Dataset records:
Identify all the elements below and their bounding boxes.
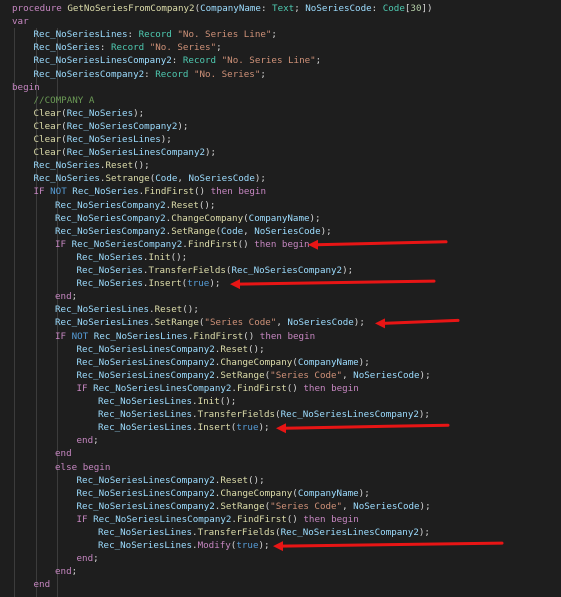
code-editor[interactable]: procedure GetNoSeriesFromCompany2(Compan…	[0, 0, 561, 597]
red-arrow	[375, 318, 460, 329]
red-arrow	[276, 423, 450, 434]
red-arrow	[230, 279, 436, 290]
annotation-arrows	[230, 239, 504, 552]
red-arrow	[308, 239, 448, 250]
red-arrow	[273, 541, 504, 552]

==

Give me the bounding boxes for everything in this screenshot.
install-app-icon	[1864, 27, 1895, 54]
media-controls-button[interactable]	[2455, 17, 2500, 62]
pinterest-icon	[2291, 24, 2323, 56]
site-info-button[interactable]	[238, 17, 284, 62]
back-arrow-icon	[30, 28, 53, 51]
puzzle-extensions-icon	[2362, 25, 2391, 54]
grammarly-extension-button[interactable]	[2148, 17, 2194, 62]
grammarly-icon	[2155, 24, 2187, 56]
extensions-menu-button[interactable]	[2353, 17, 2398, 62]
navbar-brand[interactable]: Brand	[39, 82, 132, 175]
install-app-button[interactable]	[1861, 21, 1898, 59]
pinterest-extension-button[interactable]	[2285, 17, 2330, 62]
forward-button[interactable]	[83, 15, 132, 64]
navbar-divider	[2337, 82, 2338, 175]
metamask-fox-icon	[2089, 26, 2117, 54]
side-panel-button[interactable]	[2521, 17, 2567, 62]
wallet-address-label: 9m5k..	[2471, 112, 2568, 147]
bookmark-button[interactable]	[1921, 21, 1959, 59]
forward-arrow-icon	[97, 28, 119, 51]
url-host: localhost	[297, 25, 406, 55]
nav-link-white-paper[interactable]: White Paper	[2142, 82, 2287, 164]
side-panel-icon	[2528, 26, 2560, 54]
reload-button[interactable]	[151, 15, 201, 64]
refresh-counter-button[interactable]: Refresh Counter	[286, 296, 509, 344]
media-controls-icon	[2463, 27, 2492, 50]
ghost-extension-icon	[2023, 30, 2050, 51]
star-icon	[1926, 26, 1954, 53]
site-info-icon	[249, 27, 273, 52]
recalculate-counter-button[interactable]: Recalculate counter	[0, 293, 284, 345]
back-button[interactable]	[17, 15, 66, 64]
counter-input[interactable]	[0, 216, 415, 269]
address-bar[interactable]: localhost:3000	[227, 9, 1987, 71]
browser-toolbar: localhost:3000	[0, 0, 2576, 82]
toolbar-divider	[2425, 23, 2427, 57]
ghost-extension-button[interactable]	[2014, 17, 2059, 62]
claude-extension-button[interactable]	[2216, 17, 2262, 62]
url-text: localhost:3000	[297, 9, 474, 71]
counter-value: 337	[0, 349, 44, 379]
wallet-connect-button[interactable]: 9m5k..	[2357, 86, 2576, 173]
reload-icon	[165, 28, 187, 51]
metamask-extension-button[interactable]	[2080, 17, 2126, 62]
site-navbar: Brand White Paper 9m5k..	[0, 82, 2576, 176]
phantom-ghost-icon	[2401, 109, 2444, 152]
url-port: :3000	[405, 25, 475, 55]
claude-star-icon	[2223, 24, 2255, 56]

**Exercise**:
Copy the part that opens with the line containing "Identify all the" and closes with the line containing "541, 504, 552]", keeping both of those lines. Leave the pictures out of your answer.

**Finished exercise**:
Identify all the elements below and their bounding boxes.
code-editor[interactable]: procedure GetNoSeriesFromCompany2(Compan…	[0, 0, 561, 597]
red-arrow	[375, 318, 460, 329]
red-arrow	[276, 423, 450, 434]
red-arrow	[230, 279, 436, 290]
annotation-arrows	[230, 239, 504, 552]
red-arrow	[308, 239, 448, 250]
red-arrow	[273, 541, 504, 552]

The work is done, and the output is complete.